§ **Source records**:
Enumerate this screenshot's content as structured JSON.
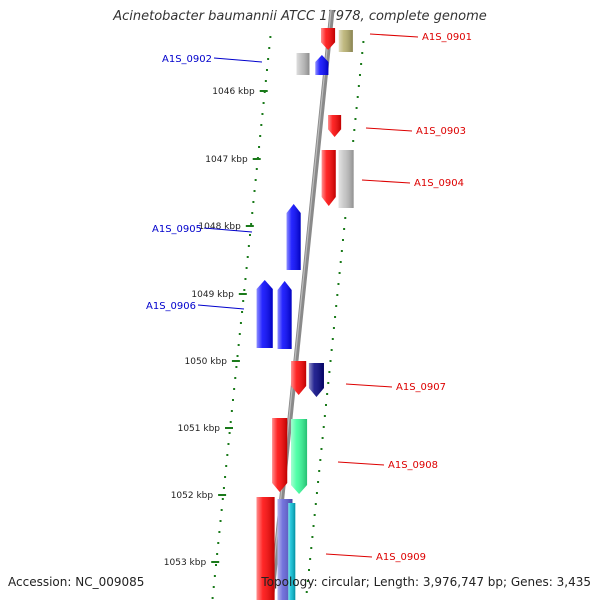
{
  "title": "Acinetobacter baumannii ATCC 17978, complete genome",
  "accession": "Accession: NC_009085",
  "topology": "Topology: circular; Length: 3,976,747 bp; Genes: 3,435",
  "colors": {
    "forward_label": "#0000cc",
    "reverse_label": "#dd0000",
    "tick": "#1a7a1a",
    "backbone": "#8a8a8a"
  },
  "ticks": [
    "1046 kbp",
    "1047 kbp",
    "1048 kbp",
    "1049 kbp",
    "1050 kbp",
    "1051 kbp",
    "1052 kbp",
    "1053 kbp"
  ],
  "labels": [
    {
      "text": "A1S_0901",
      "side": "right"
    },
    {
      "text": "A1S_0902",
      "side": "left"
    },
    {
      "text": "A1S_0903",
      "side": "right"
    },
    {
      "text": "A1S_0904",
      "side": "right"
    },
    {
      "text": "A1S_0905",
      "side": "left"
    },
    {
      "text": "A1S_0906",
      "side": "left"
    },
    {
      "text": "A1S_0907",
      "side": "right"
    },
    {
      "text": "A1S_0908",
      "side": "right"
    },
    {
      "text": "A1S_0909",
      "side": "right"
    }
  ],
  "genes": [
    {
      "strand": "reverse",
      "color": "#ff0000",
      "kind": "arrow-down"
    },
    {
      "strand": "reverse",
      "color": "#b5ad6a",
      "kind": "block"
    },
    {
      "strand": "forward",
      "color": "#b8b8b8",
      "kind": "block"
    },
    {
      "strand": "forward",
      "color": "#0000ff",
      "kind": "arrow-up"
    },
    {
      "strand": "reverse",
      "color": "#ff0000",
      "kind": "arrow-down"
    },
    {
      "strand": "reverse",
      "color": "#ff0000",
      "kind": "arrow-down"
    },
    {
      "strand": "reverse",
      "color": "#c0c0c0",
      "kind": "block"
    },
    {
      "strand": "forward",
      "color": "#0000ff",
      "kind": "arrow-up"
    },
    {
      "strand": "forward",
      "color": "#0000ff",
      "kind": "arrow-up"
    },
    {
      "strand": "forward",
      "color": "#0000ff",
      "kind": "arrow-up"
    },
    {
      "strand": "reverse",
      "color": "#ff0000",
      "kind": "arrow-down"
    },
    {
      "strand": "reverse",
      "color": "#000080",
      "kind": "arrow-down"
    },
    {
      "strand": "reverse",
      "color": "#ff0000",
      "kind": "arrow-down"
    },
    {
      "strand": "reverse",
      "color": "#33ff99",
      "kind": "arrow-down"
    },
    {
      "strand": "reverse",
      "color": "#ff0000",
      "kind": "block"
    },
    {
      "strand": "reverse",
      "color": "#5b5bd6",
      "kind": "block"
    },
    {
      "strand": "reverse",
      "color": "#00bcd4",
      "kind": "block"
    }
  ]
}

§ **WORK INSTRUCTIONS**:
Take every record and copy it word for word, dropping the pictures.

§ **SOLUTION**:
Enumerate this screenshot's content as structured JSON.
{
  "title": "Acinetobacter baumannii ATCC 17978, complete genome",
  "accession": "Accession: NC_009085",
  "topology": "Topology: circular; Length: 3,976,747 bp; Genes: 3,435",
  "colors": {
    "forward_label": "#0000cc",
    "reverse_label": "#dd0000",
    "tick": "#1a7a1a",
    "backbone": "#8a8a8a"
  },
  "ticks": [
    "1046 kbp",
    "1047 kbp",
    "1048 kbp",
    "1049 kbp",
    "1050 kbp",
    "1051 kbp",
    "1052 kbp",
    "1053 kbp"
  ],
  "labels": [
    {
      "text": "A1S_0901",
      "side": "right"
    },
    {
      "text": "A1S_0902",
      "side": "left"
    },
    {
      "text": "A1S_0903",
      "side": "right"
    },
    {
      "text": "A1S_0904",
      "side": "right"
    },
    {
      "text": "A1S_0905",
      "side": "left"
    },
    {
      "text": "A1S_0906",
      "side": "left"
    },
    {
      "text": "A1S_0907",
      "side": "right"
    },
    {
      "text": "A1S_0908",
      "side": "right"
    },
    {
      "text": "A1S_0909",
      "side": "right"
    }
  ],
  "genes": [
    {
      "strand": "reverse",
      "color": "#ff0000",
      "kind": "arrow-down"
    },
    {
      "strand": "reverse",
      "color": "#b5ad6a",
      "kind": "block"
    },
    {
      "strand": "forward",
      "color": "#b8b8b8",
      "kind": "block"
    },
    {
      "strand": "forward",
      "color": "#0000ff",
      "kind": "arrow-up"
    },
    {
      "strand": "reverse",
      "color": "#ff0000",
      "kind": "arrow-down"
    },
    {
      "strand": "reverse",
      "color": "#ff0000",
      "kind": "arrow-down"
    },
    {
      "strand": "reverse",
      "color": "#c0c0c0",
      "kind": "block"
    },
    {
      "strand": "forward",
      "color": "#0000ff",
      "kind": "arrow-up"
    },
    {
      "strand": "forward",
      "color": "#0000ff",
      "kind": "arrow-up"
    },
    {
      "strand": "forward",
      "color": "#0000ff",
      "kind": "arrow-up"
    },
    {
      "strand": "reverse",
      "color": "#ff0000",
      "kind": "arrow-down"
    },
    {
      "strand": "reverse",
      "color": "#000080",
      "kind": "arrow-down"
    },
    {
      "strand": "reverse",
      "color": "#ff0000",
      "kind": "arrow-down"
    },
    {
      "strand": "reverse",
      "color": "#33ff99",
      "kind": "arrow-down"
    },
    {
      "strand": "reverse",
      "color": "#ff0000",
      "kind": "block"
    },
    {
      "strand": "reverse",
      "color": "#5b5bd6",
      "kind": "block"
    },
    {
      "strand": "reverse",
      "color": "#00bcd4",
      "kind": "block"
    }
  ]
}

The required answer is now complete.